TASK DIRECTIONS — Each entry below should be reproduced character for character.

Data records
::::::::

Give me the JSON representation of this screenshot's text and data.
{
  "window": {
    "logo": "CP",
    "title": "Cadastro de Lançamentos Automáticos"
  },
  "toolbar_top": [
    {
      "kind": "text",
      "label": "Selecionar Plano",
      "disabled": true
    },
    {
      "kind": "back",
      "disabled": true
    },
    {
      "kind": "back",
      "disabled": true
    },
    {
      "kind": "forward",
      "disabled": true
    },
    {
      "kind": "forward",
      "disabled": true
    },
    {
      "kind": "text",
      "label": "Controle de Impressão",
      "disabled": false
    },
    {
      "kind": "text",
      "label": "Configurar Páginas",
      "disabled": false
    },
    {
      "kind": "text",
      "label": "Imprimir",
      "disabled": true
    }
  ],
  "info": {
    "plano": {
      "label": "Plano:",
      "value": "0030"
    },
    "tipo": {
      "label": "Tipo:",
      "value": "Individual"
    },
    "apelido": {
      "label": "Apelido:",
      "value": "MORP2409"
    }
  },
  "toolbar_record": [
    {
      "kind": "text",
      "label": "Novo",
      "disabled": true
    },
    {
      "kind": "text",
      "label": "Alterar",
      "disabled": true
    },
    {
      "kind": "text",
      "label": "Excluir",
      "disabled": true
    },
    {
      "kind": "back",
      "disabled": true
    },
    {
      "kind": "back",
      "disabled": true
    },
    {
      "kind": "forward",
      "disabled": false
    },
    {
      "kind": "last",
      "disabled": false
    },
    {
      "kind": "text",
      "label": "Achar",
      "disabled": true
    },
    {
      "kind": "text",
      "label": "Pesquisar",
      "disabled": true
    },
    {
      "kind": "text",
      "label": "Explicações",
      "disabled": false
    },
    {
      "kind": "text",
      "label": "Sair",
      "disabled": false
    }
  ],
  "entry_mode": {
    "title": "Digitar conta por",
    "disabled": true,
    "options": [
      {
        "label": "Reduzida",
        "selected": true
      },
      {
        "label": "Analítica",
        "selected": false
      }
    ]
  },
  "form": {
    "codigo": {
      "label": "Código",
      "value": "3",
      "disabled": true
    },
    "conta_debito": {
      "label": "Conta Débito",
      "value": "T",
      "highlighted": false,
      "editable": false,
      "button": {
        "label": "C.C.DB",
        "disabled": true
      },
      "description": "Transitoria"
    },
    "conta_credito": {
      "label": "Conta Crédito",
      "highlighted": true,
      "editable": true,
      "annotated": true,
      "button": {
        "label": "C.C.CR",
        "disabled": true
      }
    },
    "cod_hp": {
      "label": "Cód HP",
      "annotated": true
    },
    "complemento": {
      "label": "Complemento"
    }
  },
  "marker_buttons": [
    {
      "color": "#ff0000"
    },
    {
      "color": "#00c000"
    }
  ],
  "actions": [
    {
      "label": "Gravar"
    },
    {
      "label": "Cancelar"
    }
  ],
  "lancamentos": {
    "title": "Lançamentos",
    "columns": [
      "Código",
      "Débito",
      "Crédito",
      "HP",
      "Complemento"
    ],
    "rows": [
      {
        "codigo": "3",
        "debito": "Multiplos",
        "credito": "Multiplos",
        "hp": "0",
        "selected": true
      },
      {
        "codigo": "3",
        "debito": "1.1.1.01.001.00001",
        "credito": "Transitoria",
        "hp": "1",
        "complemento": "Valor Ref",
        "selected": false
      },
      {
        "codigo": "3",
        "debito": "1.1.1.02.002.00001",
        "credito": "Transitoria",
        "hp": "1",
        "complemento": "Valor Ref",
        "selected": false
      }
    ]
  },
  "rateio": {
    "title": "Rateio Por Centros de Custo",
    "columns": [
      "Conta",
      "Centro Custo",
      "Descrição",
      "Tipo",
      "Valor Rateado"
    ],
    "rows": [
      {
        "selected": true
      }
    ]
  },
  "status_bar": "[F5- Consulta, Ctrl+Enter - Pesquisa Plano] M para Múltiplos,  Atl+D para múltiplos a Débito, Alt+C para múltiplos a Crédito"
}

::::::::

COMPLETED TASK —
Give me the JSON representation of this screenshot's text and data.
{
  "window": {
    "logo": "CP",
    "title": "Cadastro de Lançamentos Automáticos"
  },
  "toolbar_top": [
    {
      "kind": "text",
      "label": "Selecionar Plano",
      "disabled": true
    },
    {
      "kind": "back",
      "disabled": true
    },
    {
      "kind": "back",
      "disabled": true
    },
    {
      "kind": "forward",
      "disabled": true
    },
    {
      "kind": "forward",
      "disabled": true
    },
    {
      "kind": "text",
      "label": "Controle de Impressão",
      "disabled": false
    },
    {
      "kind": "text",
      "label": "Configurar Páginas",
      "disabled": false
    },
    {
      "kind": "text",
      "label": "Imprimir",
      "disabled": true
    }
  ],
  "info": {
    "plano": {
      "label": "Plano:",
      "value": "0030"
    },
    "tipo": {
      "label": "Tipo:",
      "value": "Individual"
    },
    "apelido": {
      "label": "Apelido:",
      "value": "MORP2409"
    }
  },
  "toolbar_record": [
    {
      "kind": "text",
      "label": "Novo",
      "disabled": true
    },
    {
      "kind": "text",
      "label": "Alterar",
      "disabled": true
    },
    {
      "kind": "text",
      "label": "Excluir",
      "disabled": true
    },
    {
      "kind": "back",
      "disabled": true
    },
    {
      "kind": "back",
      "disabled": true
    },
    {
      "kind": "forward",
      "disabled": false
    },
    {
      "kind": "last",
      "disabled": false
    },
    {
      "kind": "text",
      "label": "Achar",
      "disabled": true
    },
    {
      "kind": "text",
      "label": "Pesquisar",
      "disabled": true
    },
    {
      "kind": "text",
      "label": "Explicações",
      "disabled": false
    },
    {
      "kind": "text",
      "label": "Sair",
      "disabled": false
    }
  ],
  "entry_mode": {
    "title": "Digitar conta por",
    "disabled": true,
    "options": [
      {
        "label": "Reduzida",
        "selected": true
      },
      {
        "label": "Analítica",
        "selected": false
      }
    ]
  },
  "form": {
    "codigo": {
      "label": "Código",
      "value": "3",
      "disabled": true
    },
    "conta_debito": {
      "label": "Conta Débito",
      "value": "T",
      "highlighted": false,
      "editable": false,
      "button": {
        "label": "C.C.DB",
        "disabled": true
      },
      "description": "Transitoria"
    },
    "conta_credito": {
      "label": "Conta Crédito",
      "highlighted": true,
      "editable": true,
      "annotated": true,
      "button": {
        "label": "C.C.CR",
        "disabled": true
      }
    },
    "cod_hp": {
      "label": "Cód HP",
      "annotated": true
    },
    "complemento": {
      "label": "Complemento"
    }
  },
  "marker_buttons": [
    {
      "color": "#ff0000"
    },
    {
      "color": "#00c000"
    }
  ],
  "actions": [
    {
      "label": "Gravar"
    },
    {
      "label": "Cancelar"
    }
  ],
  "lancamentos": {
    "title": "Lançamentos",
    "columns": [
      "Código",
      "Débito",
      "Crédito",
      "HP",
      "Complemento"
    ],
    "rows": [
      {
        "codigo": "3",
        "debito": "Multiplos",
        "credito": "Multiplos",
        "hp": "0",
        "selected": true
      },
      {
        "codigo": "3",
        "debito": "1.1.1.01.001.00001",
        "credito": "Transitoria",
        "hp": "1",
        "complemento": "Valor Ref",
        "selected": false
      },
      {
        "codigo": "3",
        "debito": "1.1.1.02.002.00001",
        "credito": "Transitoria",
        "hp": "1",
        "complemento": "Valor Ref",
        "selected": false
      }
    ]
  },
  "rateio": {
    "title": "Rateio Por Centros de Custo",
    "columns": [
      "Conta",
      "Centro Custo",
      "Descrição",
      "Tipo",
      "Valor Rateado"
    ],
    "rows": [
      {
        "selected": true
      }
    ]
  },
  "status_bar": "[F5- Consulta, Ctrl+Enter - Pesquisa Plano] M para Múltiplos,  Atl+D para múltiplos a Débito, Alt+C para múltiplos a Crédito"
}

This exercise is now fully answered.